Collected data
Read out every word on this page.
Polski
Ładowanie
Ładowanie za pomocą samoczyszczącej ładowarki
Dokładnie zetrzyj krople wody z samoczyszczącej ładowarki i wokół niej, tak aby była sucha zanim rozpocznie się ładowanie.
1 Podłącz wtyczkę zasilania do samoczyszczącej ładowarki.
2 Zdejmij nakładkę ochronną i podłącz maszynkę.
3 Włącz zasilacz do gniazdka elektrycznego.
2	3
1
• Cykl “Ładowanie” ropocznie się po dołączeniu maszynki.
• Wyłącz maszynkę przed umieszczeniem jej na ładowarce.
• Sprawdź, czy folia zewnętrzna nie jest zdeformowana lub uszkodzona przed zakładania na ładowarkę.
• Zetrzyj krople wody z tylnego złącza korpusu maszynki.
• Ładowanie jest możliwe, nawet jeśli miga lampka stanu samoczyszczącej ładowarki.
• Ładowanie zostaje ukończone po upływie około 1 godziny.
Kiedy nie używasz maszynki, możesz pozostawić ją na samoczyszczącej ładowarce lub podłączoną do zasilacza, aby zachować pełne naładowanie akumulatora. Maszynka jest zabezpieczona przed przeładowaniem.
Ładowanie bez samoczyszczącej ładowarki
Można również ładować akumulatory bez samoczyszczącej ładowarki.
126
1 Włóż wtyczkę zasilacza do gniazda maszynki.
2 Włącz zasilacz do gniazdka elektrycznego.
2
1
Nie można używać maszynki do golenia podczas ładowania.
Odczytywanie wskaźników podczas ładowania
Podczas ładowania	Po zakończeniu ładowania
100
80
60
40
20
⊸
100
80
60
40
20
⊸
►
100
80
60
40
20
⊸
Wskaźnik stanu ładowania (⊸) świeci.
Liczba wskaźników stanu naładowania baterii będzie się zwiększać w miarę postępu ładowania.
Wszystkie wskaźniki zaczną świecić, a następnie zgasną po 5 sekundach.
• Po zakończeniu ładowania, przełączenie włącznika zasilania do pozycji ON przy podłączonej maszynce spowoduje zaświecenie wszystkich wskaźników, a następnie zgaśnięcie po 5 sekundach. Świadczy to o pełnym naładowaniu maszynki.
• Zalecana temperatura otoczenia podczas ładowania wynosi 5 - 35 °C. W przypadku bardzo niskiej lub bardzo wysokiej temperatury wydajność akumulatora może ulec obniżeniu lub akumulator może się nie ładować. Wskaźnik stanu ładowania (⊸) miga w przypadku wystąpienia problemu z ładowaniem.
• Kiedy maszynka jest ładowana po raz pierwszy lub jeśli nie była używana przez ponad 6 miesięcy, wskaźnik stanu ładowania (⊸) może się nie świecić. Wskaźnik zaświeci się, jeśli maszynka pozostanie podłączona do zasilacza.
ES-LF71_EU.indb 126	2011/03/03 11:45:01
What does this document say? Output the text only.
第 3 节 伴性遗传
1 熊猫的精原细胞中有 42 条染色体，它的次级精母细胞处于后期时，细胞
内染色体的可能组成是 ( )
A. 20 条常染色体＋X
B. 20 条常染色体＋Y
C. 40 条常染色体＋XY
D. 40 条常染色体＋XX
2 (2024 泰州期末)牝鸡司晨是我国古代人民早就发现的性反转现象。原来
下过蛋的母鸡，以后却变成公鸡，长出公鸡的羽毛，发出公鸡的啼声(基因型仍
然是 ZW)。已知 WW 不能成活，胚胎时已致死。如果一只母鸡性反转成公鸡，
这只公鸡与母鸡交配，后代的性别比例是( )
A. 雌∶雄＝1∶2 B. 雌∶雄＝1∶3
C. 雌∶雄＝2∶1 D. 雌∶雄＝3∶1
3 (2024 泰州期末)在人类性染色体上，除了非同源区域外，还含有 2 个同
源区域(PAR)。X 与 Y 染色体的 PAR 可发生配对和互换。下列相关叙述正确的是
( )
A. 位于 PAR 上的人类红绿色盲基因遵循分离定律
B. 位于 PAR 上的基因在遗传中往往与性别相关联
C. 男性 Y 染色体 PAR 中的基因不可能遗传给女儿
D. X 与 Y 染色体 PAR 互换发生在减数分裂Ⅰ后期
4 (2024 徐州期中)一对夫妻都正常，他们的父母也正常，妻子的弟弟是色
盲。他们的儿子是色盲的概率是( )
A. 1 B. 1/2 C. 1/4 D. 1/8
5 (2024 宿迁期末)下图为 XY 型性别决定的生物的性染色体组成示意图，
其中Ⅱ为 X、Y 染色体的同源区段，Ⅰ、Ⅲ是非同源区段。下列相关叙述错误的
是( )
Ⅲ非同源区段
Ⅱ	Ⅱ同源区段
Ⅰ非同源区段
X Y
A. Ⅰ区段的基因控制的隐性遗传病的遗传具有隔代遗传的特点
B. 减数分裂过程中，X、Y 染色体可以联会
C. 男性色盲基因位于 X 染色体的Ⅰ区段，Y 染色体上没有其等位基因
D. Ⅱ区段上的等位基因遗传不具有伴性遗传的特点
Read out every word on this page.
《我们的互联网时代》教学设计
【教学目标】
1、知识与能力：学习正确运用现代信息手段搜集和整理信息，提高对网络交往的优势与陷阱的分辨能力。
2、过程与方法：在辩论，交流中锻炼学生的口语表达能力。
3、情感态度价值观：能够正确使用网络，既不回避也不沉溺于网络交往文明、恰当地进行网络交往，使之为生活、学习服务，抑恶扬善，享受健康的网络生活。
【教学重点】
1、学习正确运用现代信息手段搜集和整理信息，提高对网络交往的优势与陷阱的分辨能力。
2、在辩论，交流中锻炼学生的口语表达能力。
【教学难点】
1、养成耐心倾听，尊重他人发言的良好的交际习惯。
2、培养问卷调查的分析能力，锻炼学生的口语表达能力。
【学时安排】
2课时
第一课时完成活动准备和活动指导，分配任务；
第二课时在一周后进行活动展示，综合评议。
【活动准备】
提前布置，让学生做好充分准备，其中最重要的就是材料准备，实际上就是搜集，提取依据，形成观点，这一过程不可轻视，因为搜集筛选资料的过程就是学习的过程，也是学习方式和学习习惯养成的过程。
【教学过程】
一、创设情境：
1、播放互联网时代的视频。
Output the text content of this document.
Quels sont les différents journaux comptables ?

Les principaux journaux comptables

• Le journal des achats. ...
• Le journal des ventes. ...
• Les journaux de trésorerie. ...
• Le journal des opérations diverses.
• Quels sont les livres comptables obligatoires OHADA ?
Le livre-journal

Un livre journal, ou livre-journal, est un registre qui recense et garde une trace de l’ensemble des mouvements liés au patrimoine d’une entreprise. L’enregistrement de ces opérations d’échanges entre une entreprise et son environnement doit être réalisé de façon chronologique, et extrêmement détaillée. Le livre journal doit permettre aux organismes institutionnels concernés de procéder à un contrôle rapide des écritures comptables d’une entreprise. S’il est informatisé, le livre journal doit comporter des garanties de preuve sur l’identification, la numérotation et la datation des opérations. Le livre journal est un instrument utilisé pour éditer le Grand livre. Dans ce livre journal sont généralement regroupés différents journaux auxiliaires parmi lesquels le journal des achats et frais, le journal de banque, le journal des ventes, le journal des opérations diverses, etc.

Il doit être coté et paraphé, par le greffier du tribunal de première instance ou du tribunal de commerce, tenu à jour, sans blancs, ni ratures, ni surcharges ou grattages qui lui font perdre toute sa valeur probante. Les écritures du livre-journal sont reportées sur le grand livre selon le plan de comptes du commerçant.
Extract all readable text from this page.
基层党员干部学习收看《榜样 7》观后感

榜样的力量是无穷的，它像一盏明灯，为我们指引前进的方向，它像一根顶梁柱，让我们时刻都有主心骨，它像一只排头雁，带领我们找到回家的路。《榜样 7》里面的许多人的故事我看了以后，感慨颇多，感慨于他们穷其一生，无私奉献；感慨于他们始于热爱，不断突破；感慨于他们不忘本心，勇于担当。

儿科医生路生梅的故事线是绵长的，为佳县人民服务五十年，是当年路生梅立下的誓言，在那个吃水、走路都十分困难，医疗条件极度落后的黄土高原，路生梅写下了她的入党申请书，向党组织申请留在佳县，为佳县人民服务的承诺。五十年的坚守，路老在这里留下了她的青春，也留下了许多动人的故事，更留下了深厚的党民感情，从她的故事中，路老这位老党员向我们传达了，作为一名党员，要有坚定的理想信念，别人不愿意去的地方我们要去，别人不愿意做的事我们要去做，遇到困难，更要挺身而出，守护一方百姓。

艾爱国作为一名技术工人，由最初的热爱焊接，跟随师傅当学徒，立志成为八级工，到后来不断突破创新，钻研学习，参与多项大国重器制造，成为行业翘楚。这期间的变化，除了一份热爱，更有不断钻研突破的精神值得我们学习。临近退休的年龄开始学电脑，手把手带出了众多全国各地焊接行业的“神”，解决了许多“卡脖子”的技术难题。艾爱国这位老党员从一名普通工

TASK PROMPT
Work out how many lines of the listing above include "samoczyszczącej". Answer with the number and nothing more.

SOLUTION
7